** start INPUT ROWS **

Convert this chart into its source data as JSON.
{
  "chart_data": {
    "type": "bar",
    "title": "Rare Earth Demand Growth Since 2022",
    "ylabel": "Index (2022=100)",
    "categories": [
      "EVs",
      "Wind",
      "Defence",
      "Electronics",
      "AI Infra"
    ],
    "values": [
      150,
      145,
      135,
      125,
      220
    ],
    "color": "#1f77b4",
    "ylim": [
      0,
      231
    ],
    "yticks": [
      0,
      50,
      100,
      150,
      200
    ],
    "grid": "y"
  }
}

** end INPUT ROWS **
** start INPUT ROWS **

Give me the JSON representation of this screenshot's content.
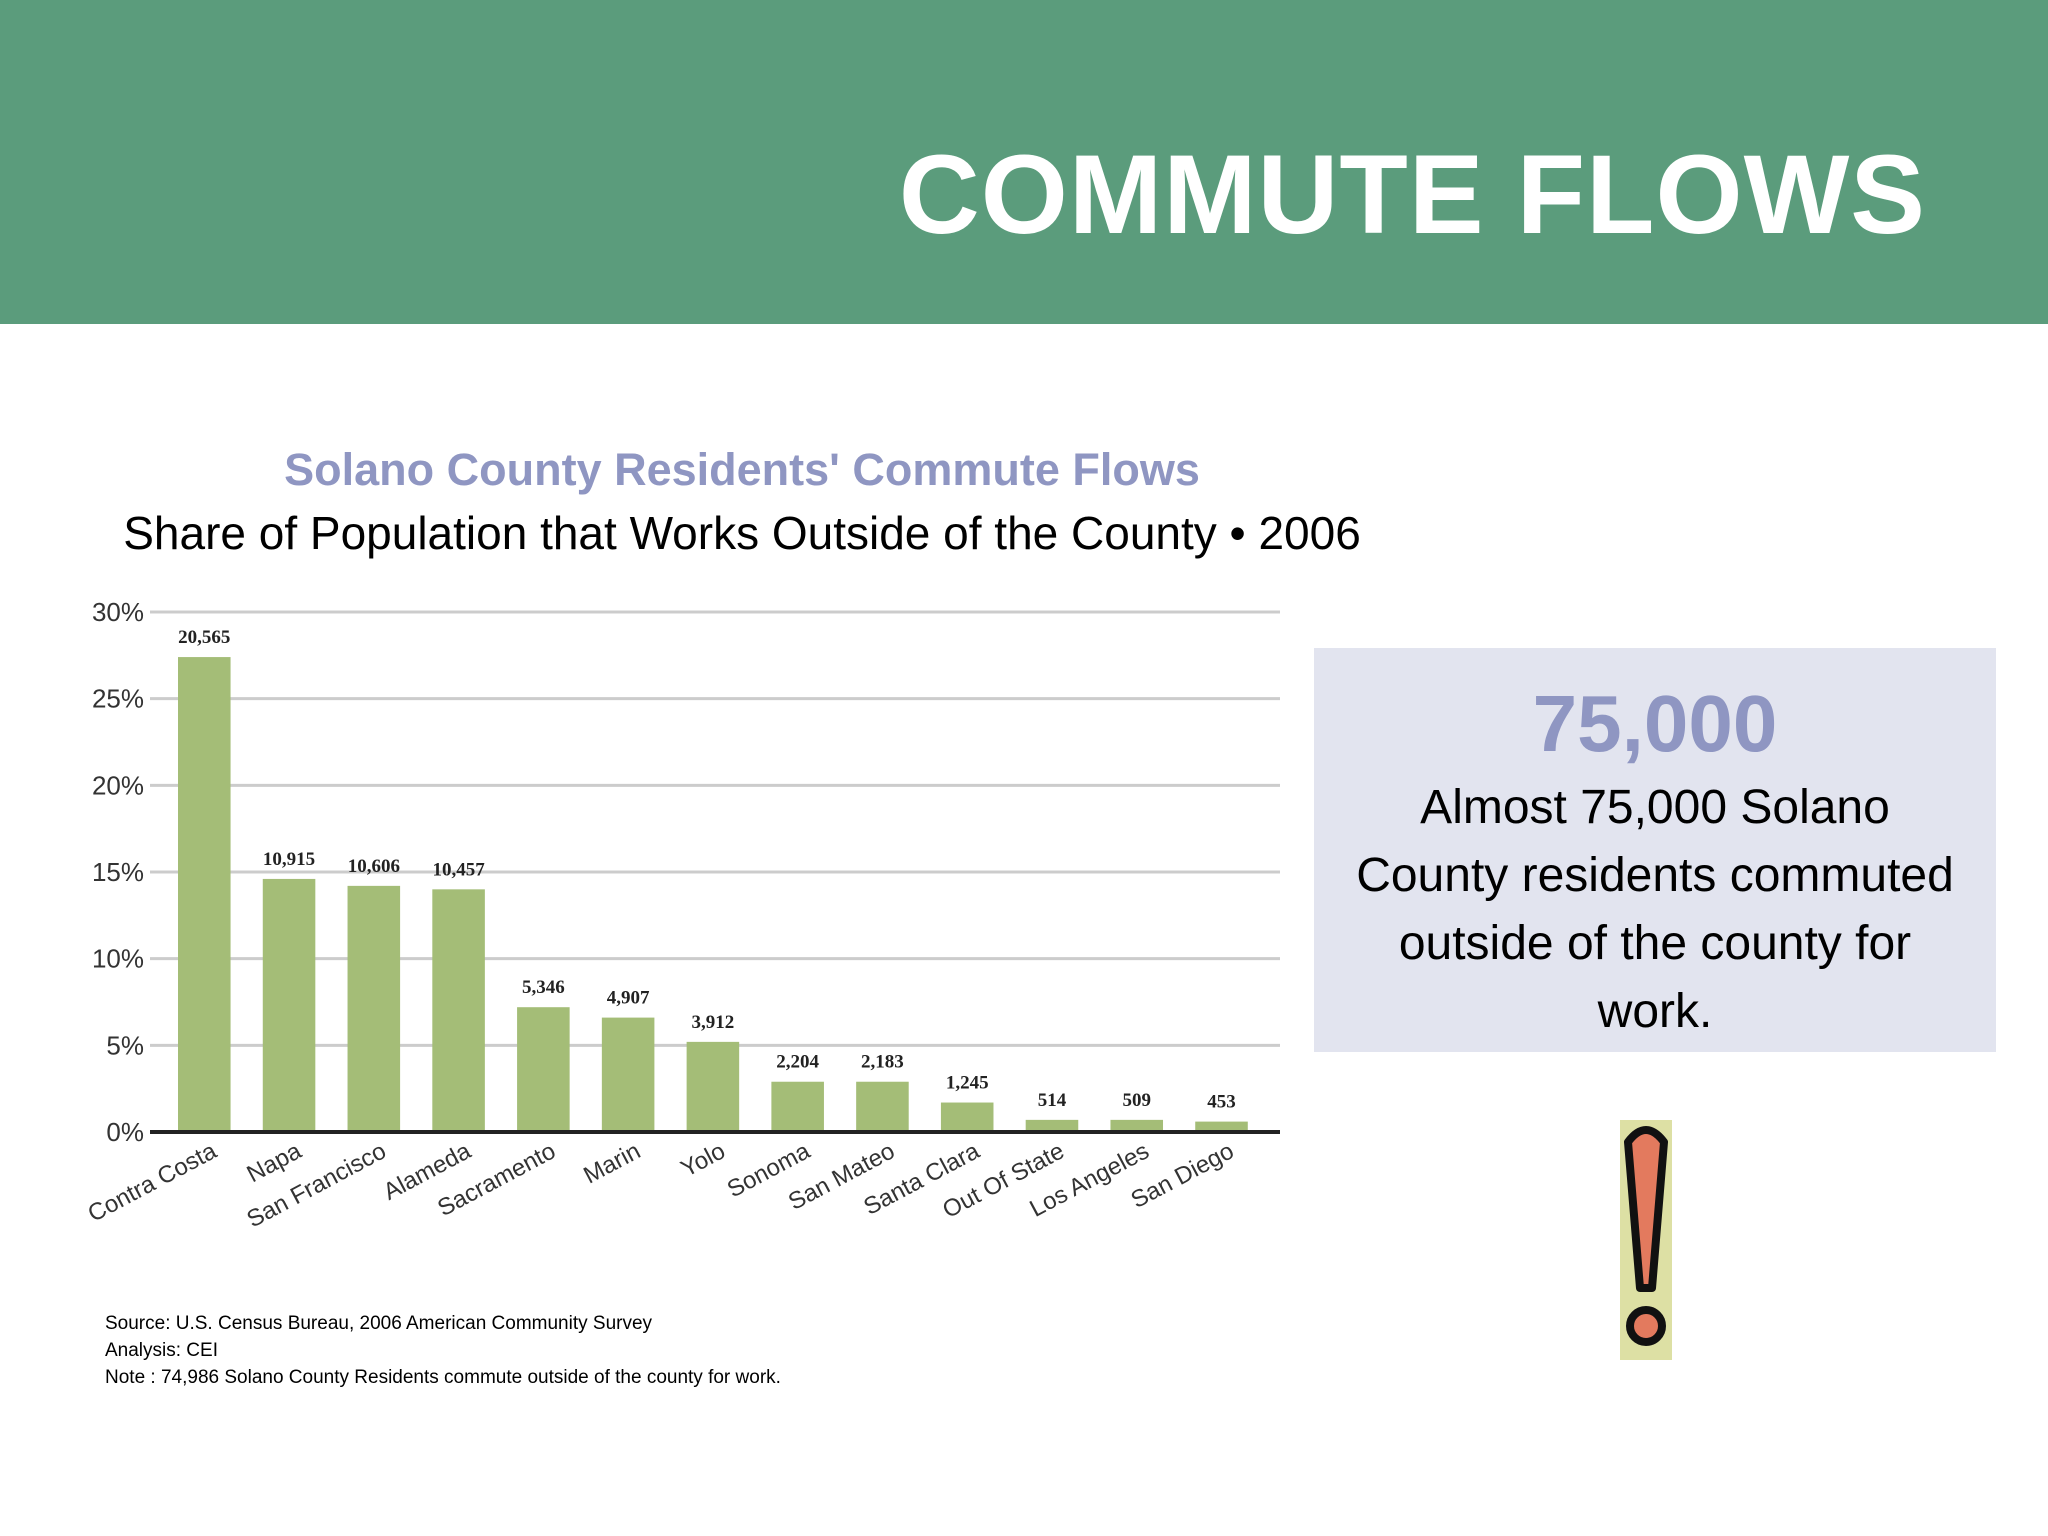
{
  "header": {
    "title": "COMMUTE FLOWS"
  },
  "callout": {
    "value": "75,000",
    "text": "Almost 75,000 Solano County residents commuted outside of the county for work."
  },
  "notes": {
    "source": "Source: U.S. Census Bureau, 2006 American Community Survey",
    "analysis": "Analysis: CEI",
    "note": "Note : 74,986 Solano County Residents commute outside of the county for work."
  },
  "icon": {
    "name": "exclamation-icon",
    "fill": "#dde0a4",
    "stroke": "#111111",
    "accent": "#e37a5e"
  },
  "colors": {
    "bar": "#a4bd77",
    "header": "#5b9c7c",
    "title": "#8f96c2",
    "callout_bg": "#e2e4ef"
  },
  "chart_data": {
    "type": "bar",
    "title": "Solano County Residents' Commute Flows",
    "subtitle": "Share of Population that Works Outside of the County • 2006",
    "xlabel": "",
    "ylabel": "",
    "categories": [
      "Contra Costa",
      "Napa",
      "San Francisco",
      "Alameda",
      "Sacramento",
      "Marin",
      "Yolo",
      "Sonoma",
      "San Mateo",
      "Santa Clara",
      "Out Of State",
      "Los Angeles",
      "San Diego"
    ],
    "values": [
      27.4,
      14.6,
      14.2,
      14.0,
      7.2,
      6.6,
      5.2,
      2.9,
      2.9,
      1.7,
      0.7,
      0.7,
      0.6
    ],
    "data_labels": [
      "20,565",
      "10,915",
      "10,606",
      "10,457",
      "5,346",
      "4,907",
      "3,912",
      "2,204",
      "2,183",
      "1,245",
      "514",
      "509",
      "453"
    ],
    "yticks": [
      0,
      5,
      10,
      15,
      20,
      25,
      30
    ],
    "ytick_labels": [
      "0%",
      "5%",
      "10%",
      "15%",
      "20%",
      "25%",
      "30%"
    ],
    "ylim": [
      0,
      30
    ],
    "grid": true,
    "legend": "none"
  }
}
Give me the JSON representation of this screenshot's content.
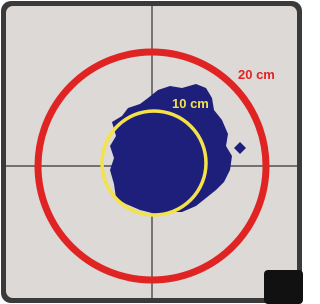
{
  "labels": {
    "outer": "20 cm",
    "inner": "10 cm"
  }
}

** end INPUT ROWS **

Which lines in the records above contain the string "County"? Copy each one.

**EXERCISE RESPONSE:**
    "text": "Almost 75,000 Solano County residents commuted outside of the county for work."
    "note": "Note : 74,986 Solano County Residents commute outside of the county for work."
    "title": "Solano County Residents' Commute Flows",
    "subtitle": "Share of Population that Works Outside of the County • 2006",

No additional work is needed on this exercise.